▶ _Required task_:
Revise the listing below by replacing every occurrence of "histogram-bar" with "bar", and reproduce all lines otherwise unchanged.

▶ _Supplied material_:
+===+
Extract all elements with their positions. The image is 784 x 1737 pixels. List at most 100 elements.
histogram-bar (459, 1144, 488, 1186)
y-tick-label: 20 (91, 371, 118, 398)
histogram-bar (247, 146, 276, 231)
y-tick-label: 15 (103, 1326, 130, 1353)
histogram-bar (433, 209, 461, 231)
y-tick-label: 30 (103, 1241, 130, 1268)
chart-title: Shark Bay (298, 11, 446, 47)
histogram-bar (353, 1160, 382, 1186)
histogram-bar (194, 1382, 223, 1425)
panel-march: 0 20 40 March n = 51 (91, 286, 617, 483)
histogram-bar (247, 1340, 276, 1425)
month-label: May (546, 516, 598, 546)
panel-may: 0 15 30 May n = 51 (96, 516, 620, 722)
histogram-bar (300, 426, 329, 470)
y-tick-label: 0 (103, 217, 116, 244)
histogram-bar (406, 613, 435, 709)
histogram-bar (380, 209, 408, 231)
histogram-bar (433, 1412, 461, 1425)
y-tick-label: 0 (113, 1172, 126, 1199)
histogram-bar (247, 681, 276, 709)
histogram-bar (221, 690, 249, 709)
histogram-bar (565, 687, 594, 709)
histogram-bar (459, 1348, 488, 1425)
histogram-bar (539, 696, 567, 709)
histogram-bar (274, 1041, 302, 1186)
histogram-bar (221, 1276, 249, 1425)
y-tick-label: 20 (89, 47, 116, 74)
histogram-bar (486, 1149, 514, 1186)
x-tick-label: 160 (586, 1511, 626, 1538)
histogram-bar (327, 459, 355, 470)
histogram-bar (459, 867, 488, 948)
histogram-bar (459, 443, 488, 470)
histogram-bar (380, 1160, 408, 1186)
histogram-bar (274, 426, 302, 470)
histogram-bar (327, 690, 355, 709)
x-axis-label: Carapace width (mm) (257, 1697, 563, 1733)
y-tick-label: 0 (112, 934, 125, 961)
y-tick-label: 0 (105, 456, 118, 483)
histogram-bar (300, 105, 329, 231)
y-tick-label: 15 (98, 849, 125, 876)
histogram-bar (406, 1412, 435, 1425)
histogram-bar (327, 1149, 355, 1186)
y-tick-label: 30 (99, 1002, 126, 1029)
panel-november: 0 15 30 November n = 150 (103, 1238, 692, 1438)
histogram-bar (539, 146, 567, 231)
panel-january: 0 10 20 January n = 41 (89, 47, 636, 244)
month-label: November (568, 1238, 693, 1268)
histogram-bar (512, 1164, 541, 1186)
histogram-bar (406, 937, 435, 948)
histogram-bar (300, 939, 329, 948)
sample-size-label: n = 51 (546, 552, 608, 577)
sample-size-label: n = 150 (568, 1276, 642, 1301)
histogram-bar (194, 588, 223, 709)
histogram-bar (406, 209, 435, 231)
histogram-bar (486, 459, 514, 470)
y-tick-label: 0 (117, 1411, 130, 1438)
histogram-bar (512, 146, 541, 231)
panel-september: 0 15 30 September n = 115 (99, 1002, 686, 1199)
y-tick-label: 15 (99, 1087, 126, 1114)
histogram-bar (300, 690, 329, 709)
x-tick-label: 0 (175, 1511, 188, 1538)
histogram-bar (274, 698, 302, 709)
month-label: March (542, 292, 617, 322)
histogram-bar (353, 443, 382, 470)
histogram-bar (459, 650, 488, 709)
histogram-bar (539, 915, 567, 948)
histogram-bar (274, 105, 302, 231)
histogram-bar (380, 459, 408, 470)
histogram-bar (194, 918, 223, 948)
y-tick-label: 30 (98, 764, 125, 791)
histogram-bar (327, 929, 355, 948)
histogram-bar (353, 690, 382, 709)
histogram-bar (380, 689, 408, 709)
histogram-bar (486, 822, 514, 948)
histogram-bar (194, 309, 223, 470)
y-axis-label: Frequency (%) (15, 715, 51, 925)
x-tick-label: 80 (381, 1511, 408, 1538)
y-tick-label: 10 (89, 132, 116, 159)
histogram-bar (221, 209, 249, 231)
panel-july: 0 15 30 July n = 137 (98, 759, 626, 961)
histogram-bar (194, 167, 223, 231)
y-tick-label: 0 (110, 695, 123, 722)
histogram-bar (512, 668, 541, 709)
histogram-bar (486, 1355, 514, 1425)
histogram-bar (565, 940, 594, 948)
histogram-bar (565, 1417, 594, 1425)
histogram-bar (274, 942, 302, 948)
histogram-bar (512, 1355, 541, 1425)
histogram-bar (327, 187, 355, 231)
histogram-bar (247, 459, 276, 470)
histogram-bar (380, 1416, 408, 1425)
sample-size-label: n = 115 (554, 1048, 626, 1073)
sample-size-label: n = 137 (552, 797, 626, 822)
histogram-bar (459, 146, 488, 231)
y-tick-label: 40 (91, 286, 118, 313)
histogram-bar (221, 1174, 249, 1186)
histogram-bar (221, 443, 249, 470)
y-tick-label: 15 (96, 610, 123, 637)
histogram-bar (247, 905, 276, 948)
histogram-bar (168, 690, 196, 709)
+===+
▶ _In response_:
Extract all elements with their positions. The image is 784 x 1737 pixels. List at most 100 elements.
bar (459, 1144, 488, 1186)
y-tick-label: 20 (91, 371, 118, 398)
bar (247, 146, 276, 231)
y-tick-label: 15 (103, 1326, 130, 1353)
bar (433, 209, 461, 231)
y-tick-label: 30 (103, 1241, 130, 1268)
chart-title: Shark Bay (298, 11, 446, 47)
bar (353, 1160, 382, 1186)
bar (194, 1382, 223, 1425)
panel-march: 0 20 40 March n = 51 (91, 286, 617, 483)
bar (247, 1340, 276, 1425)
month-label: May (546, 516, 598, 546)
panel-may: 0 15 30 May n = 51 (96, 516, 620, 722)
bar (300, 426, 329, 470)
y-tick-label: 0 (103, 217, 116, 244)
bar (406, 613, 435, 709)
bar (380, 209, 408, 231)
bar (433, 1412, 461, 1425)
y-tick-label: 0 (113, 1172, 126, 1199)
bar (247, 681, 276, 709)
bar (221, 690, 249, 709)
bar (565, 687, 594, 709)
bar (459, 1348, 488, 1425)
bar (539, 696, 567, 709)
bar (274, 1041, 302, 1186)
bar (221, 1276, 249, 1425)
y-tick-label: 20 (89, 47, 116, 74)
bar (486, 1149, 514, 1186)
x-tick-label: 160 (586, 1511, 626, 1538)
bar (327, 459, 355, 470)
bar (459, 867, 488, 948)
bar (459, 443, 488, 470)
bar (380, 1160, 408, 1186)
bar (274, 426, 302, 470)
bar (327, 690, 355, 709)
x-axis-label: Carapace width (mm) (257, 1697, 563, 1733)
y-tick-label: 0 (112, 934, 125, 961)
y-tick-label: 0 (105, 456, 118, 483)
bar (300, 105, 329, 231)
y-tick-label: 15 (98, 849, 125, 876)
bar (406, 1412, 435, 1425)
bar (327, 1149, 355, 1186)
y-tick-label: 30 (99, 1002, 126, 1029)
panel-november: 0 15 30 November n = 150 (103, 1238, 692, 1438)
bar (539, 146, 567, 231)
panel-january: 0 10 20 January n = 41 (89, 47, 636, 244)
month-label: November (568, 1238, 693, 1268)
bar (512, 1164, 541, 1186)
bar (406, 937, 435, 948)
bar (300, 939, 329, 948)
sample-size-label: n = 51 (546, 552, 608, 577)
sample-size-label: n = 150 (568, 1276, 642, 1301)
bar (194, 588, 223, 709)
bar (406, 209, 435, 231)
bar (486, 459, 514, 470)
y-tick-label: 0 (117, 1411, 130, 1438)
bar (512, 146, 541, 231)
panel-september: 0 15 30 September n = 115 (99, 1002, 686, 1199)
y-tick-label: 15 (99, 1087, 126, 1114)
bar (300, 690, 329, 709)
x-tick-label: 0 (175, 1511, 188, 1538)
bar (274, 698, 302, 709)
month-label: March (542, 292, 617, 322)
bar (353, 443, 382, 470)
bar (459, 650, 488, 709)
bar (539, 915, 567, 948)
bar (274, 105, 302, 231)
bar (380, 459, 408, 470)
bar (194, 918, 223, 948)
y-tick-label: 30 (98, 764, 125, 791)
bar (327, 929, 355, 948)
bar (353, 690, 382, 709)
bar (380, 689, 408, 709)
bar (486, 822, 514, 948)
bar (194, 309, 223, 470)
y-axis-label: Frequency (%) (15, 715, 51, 925)
x-tick-label: 80 (381, 1511, 408, 1538)
y-tick-label: 10 (89, 132, 116, 159)
bar (221, 209, 249, 231)
panel-july: 0 15 30 July n = 137 (98, 759, 626, 961)
bar (194, 167, 223, 231)
y-tick-label: 0 (110, 695, 123, 722)
bar (512, 668, 541, 709)
bar (486, 1355, 514, 1425)
bar (565, 940, 594, 948)
bar (565, 1417, 594, 1425)
bar (274, 942, 302, 948)
bar (512, 1355, 541, 1425)
bar (327, 187, 355, 231)
bar (247, 459, 276, 470)
bar (380, 1416, 408, 1425)
sample-size-label: n = 115 (554, 1048, 626, 1073)
sample-size-label: n = 137 (552, 797, 626, 822)
bar (459, 146, 488, 231)
y-tick-label: 40 (91, 286, 118, 313)
bar (221, 1174, 249, 1186)
bar (221, 443, 249, 470)
y-tick-label: 15 (96, 610, 123, 637)
bar (247, 905, 276, 948)
bar (168, 690, 196, 709)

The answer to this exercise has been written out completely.